* Prompt:
Find every line in the records below that contains the word "电压表的读数为", and copy each such line.

-- BEGIN Information given --

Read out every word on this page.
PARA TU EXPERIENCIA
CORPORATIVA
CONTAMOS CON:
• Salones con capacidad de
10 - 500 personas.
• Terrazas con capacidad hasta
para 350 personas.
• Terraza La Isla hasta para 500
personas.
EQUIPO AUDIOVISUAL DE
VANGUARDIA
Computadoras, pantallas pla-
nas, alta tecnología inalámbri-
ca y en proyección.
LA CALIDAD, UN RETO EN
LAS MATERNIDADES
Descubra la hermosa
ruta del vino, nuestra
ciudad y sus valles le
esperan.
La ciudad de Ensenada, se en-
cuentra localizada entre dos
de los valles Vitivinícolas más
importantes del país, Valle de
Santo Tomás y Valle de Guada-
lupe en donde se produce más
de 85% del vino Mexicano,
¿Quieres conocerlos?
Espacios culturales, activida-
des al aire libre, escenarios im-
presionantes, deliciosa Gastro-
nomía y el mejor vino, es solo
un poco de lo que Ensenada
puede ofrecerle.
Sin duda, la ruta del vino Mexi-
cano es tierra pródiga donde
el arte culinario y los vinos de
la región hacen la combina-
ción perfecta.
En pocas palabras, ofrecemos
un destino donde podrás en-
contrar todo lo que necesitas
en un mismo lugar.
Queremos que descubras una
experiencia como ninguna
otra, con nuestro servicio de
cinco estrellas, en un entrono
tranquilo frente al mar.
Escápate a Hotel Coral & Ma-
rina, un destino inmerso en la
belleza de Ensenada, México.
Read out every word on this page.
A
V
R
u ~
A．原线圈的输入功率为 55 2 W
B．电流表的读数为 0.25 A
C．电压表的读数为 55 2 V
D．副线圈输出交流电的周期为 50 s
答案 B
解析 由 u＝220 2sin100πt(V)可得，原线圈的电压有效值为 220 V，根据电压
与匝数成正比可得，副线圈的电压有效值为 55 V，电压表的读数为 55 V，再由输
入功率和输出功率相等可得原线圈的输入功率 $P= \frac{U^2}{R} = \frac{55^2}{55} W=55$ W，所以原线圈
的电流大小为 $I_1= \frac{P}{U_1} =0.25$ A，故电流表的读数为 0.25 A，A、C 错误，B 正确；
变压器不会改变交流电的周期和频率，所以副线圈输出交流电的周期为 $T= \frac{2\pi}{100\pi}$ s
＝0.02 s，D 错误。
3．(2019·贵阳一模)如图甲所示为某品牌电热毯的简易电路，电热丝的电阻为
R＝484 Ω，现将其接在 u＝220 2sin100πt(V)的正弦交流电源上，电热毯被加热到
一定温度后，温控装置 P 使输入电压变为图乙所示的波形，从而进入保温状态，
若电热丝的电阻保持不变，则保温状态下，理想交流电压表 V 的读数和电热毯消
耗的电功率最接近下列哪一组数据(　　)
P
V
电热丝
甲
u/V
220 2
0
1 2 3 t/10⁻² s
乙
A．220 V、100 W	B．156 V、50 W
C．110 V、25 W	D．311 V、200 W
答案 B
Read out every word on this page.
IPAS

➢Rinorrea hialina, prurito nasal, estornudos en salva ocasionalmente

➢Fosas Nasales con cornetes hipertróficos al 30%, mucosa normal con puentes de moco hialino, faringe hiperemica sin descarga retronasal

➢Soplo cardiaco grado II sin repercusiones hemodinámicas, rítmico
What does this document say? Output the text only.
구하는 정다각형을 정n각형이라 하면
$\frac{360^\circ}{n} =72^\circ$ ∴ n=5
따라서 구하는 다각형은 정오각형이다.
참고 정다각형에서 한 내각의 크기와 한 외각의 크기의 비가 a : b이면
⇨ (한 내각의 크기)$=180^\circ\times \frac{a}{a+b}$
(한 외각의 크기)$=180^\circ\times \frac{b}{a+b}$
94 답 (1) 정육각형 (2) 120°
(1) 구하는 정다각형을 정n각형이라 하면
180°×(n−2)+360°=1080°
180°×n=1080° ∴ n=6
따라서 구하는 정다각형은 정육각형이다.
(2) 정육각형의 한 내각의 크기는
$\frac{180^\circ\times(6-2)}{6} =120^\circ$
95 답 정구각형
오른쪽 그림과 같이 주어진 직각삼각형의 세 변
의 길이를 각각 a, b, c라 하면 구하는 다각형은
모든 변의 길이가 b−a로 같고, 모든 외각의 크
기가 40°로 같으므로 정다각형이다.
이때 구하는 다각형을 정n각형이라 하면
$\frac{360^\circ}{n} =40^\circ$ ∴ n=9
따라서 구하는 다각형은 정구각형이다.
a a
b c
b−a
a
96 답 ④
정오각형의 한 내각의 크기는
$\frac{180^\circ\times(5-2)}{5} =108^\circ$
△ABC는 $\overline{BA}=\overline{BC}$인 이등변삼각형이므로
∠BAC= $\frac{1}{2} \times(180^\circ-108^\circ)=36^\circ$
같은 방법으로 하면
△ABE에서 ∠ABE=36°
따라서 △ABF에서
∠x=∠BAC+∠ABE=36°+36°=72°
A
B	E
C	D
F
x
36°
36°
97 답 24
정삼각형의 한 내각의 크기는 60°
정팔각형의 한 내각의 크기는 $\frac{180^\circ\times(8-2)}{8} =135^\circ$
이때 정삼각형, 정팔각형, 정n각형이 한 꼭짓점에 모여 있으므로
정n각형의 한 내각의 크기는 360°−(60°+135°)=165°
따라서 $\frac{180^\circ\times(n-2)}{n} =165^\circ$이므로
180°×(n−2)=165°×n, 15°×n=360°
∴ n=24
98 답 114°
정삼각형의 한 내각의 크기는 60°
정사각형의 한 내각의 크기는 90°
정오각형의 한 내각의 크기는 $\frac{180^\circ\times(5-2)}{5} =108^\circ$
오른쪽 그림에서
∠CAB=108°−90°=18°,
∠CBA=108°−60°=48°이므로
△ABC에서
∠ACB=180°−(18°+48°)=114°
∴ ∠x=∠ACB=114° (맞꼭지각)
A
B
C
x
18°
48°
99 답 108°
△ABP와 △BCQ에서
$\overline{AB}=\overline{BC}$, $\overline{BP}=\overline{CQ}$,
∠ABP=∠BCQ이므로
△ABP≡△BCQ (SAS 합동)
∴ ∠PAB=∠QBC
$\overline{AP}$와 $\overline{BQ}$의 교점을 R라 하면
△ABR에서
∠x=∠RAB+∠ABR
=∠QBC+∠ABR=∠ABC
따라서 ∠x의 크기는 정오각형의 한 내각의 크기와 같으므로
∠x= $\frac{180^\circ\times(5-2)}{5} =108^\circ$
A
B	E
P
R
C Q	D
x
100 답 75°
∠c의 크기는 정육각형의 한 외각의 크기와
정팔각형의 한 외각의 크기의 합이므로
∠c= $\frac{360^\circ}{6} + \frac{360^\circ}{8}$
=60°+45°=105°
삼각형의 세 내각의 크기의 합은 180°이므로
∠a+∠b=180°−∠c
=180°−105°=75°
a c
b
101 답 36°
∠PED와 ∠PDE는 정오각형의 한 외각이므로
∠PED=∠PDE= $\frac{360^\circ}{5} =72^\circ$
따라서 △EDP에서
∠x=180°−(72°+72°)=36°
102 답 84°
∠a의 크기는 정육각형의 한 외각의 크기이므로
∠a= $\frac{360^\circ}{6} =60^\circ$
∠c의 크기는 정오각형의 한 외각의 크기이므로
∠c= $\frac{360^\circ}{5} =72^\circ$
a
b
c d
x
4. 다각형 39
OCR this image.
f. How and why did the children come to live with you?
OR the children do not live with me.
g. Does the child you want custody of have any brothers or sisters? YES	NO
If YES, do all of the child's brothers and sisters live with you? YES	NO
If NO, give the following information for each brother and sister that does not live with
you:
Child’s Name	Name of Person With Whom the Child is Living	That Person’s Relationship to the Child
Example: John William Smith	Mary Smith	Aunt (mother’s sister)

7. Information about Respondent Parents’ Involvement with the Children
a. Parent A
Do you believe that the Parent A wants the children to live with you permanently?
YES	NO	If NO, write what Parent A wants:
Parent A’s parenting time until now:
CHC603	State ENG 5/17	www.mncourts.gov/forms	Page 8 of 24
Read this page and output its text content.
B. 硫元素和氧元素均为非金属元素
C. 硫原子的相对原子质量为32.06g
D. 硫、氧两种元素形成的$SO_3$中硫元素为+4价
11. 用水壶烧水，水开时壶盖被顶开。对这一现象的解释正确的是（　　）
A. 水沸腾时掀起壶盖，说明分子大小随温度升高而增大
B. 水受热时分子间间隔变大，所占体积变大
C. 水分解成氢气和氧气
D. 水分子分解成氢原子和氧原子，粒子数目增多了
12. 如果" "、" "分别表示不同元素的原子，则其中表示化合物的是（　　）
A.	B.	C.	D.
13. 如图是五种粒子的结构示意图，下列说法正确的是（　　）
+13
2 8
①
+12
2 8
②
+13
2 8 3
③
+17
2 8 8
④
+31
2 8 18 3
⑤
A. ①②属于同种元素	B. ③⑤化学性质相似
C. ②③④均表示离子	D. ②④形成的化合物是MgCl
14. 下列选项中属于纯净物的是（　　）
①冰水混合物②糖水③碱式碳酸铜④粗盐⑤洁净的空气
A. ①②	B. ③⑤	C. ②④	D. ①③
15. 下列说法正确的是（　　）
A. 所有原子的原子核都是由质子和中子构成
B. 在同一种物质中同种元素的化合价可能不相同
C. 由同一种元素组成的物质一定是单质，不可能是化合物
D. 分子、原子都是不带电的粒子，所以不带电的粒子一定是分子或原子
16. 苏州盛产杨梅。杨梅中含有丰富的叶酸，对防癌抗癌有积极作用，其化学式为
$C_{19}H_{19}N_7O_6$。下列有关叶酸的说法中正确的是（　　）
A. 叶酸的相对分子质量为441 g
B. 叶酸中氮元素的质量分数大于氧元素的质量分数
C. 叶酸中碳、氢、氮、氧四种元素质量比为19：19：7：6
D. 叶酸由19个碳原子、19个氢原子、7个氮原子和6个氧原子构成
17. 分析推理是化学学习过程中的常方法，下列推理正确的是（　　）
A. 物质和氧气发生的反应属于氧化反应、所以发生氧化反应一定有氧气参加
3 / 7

-- END Information given --

* Result:
C．电压表的读数为 55 2 V
与匝数成正比可得，副线圈的电压有效值为 55 V，电压表的读数为 55 V，再由输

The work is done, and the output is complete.